▶ TASK DIRECTIONS: Extract from the listing each line in which the word "content" appears.

▶ EXTRACTED MATERIAL:
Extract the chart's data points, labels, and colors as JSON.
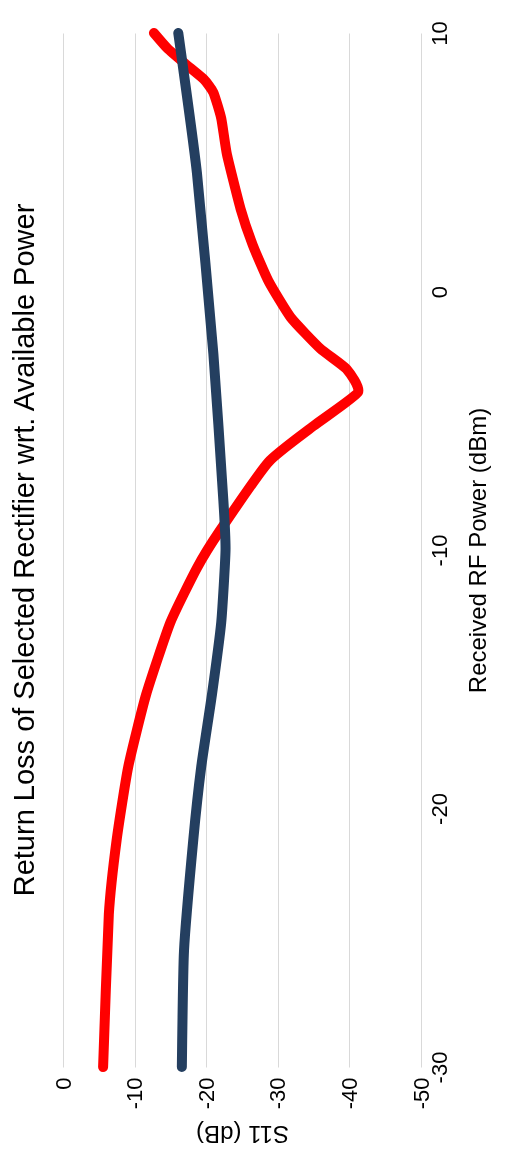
{
  "chart_data": {
    "type": "line",
    "title": "Return Loss of Selected Rectifier wrt. Available Power",
    "xlabel": "S11 (dB)",
    "ylabel": "Received RF Power (dBm)",
    "xlim": [
      0,
      -50
    ],
    "xticks": [
      0,
      -10,
      -20,
      -30,
      -40,
      -50
    ],
    "ylim": [
      -30,
      10
    ],
    "yticks": [
      -30,
      -20,
      -10,
      0,
      10
    ],
    "grid": "x",
    "legend": false,
    "series": [
      {
        "color": "#ff0000",
        "values": [
          -30,
          -24.1,
          -21.2,
          -18.4,
          -15.6,
          -12.8,
          -10.7,
          -9.3,
          -6.6,
          -5.2,
          -3.9,
          -3.0,
          -2.2,
          -1.0,
          0.4,
          1.8,
          3.2,
          5.3,
          6.7,
          7.7,
          8.2,
          8.8,
          9.4,
          10
        ],
        "x": [
          -5.6,
          -6.4,
          -7.5,
          -9.1,
          -11.6,
          -15.0,
          -18.7,
          -21.8,
          -28.7,
          -35.0,
          -41.2,
          -39.6,
          -35.9,
          -31.8,
          -28.7,
          -26.5,
          -24.8,
          -22.9,
          -22.1,
          -21.0,
          -19.7,
          -17.1,
          -14.6,
          -12.7
        ]
      },
      {
        "color": "#243f60",
        "values": [
          -30,
          -25.5,
          -21.2,
          -18.4,
          -15.6,
          -12.8,
          -10.0,
          -8.1,
          -2.4,
          4.6,
          10
        ],
        "x": [
          -16.6,
          -16.9,
          -18.2,
          -19.3,
          -20.8,
          -22.1,
          -22.7,
          -22.4,
          -21.0,
          -18.7,
          -16.1
        ]
      }
    ]
  }
}
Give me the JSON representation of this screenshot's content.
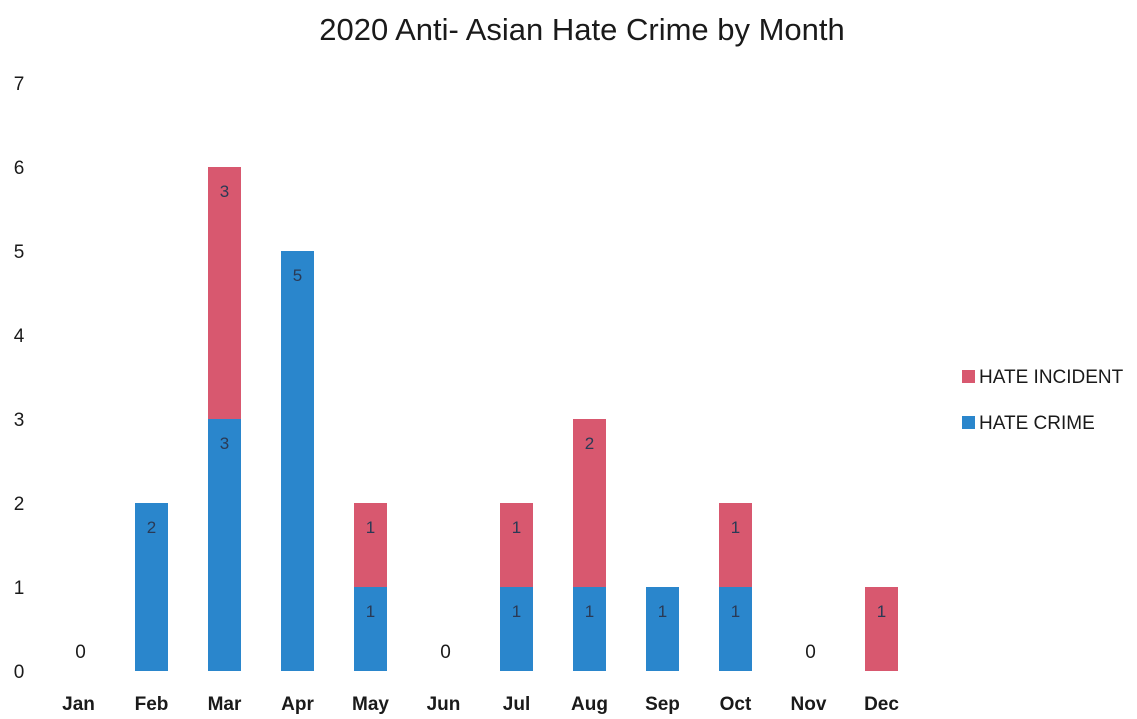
{
  "chart_data": {
    "type": "bar",
    "stacked": true,
    "title": "2020 Anti- Asian Hate Crime by Month",
    "xlabel": "",
    "ylabel": "",
    "ylim": [
      0,
      7
    ],
    "yticks": [
      "0",
      "1",
      "2",
      "3",
      "4",
      "5",
      "6",
      "7"
    ],
    "grid": false,
    "legend_position": "right",
    "categories": [
      "Jan",
      "Feb",
      "Mar",
      "Apr",
      "May",
      "Jun",
      "Jul",
      "Aug",
      "Sep",
      "Oct",
      "Nov",
      "Dec"
    ],
    "series": [
      {
        "name": "HATE CRIME",
        "color": "#2a86cc",
        "values": [
          0,
          2,
          3,
          5,
          1,
          0,
          1,
          1,
          1,
          1,
          0,
          0
        ]
      },
      {
        "name": "HATE INCIDENT",
        "color": "#d8586f",
        "values": [
          0,
          0,
          3,
          0,
          1,
          0,
          1,
          2,
          0,
          1,
          0,
          1
        ]
      }
    ],
    "legend_order": [
      "HATE INCIDENT",
      "HATE CRIME"
    ],
    "zero_labels": {
      "Jan": "0",
      "Jun": "0",
      "Nov": "0"
    }
  }
}
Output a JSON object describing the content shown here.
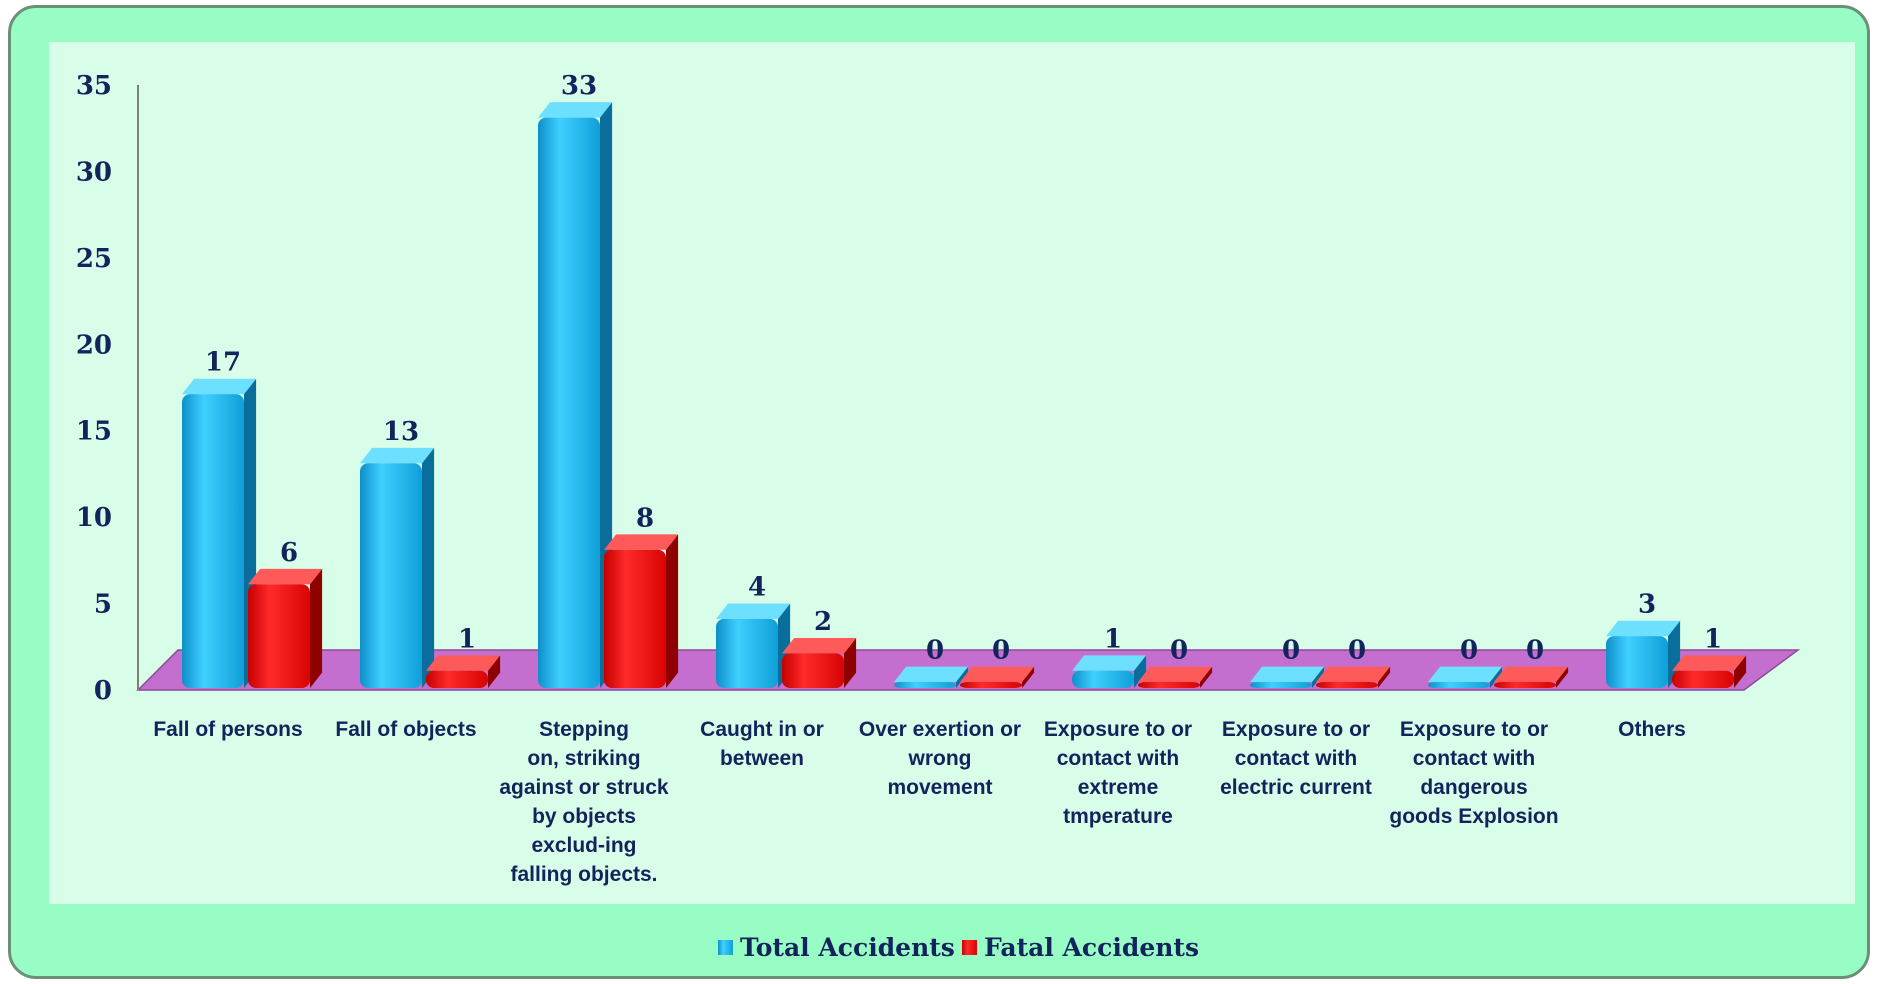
{
  "colors": {
    "frame_bg": "#98fdc4",
    "plot_bg": "#d8fde8",
    "floor": "#c46fcf",
    "total": "#16b2ec",
    "fatal": "#ee0d0d",
    "text": "#13235c"
  },
  "chart_data": {
    "type": "bar",
    "title": "",
    "xlabel": "",
    "ylabel": "",
    "ylim": [
      0,
      35
    ],
    "yticks": [
      0,
      5,
      10,
      15,
      20,
      25,
      30,
      35
    ],
    "grid": false,
    "legend_position": "bottom",
    "categories": [
      [
        "Fall of persons"
      ],
      [
        "Fall of objects"
      ],
      [
        "Stepping",
        "on, striking",
        "against or struck",
        "by objects",
        "exclud-ing",
        "falling objects."
      ],
      [
        "Caught in or",
        "between"
      ],
      [
        "Over exertion or",
        "wrong",
        "movement"
      ],
      [
        "Exposure to or",
        "contact with",
        "extreme",
        "tmperature"
      ],
      [
        "Exposure to or",
        "contact with",
        "electric current"
      ],
      [
        "Exposure to or",
        "contact with",
        "dangerous",
        "goods Explosion"
      ],
      [
        "Others"
      ]
    ],
    "series": [
      {
        "name": "Total Accidents",
        "values": [
          17,
          13,
          33,
          4,
          0,
          1,
          0,
          0,
          3
        ]
      },
      {
        "name": "Fatal Accidents",
        "values": [
          6,
          1,
          8,
          2,
          0,
          0,
          0,
          0,
          1
        ]
      }
    ]
  }
}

▶ OUTPUT BELOW:
Give me the JSON representation of this screenshot's content.
Output a JSON object describing the content shown here.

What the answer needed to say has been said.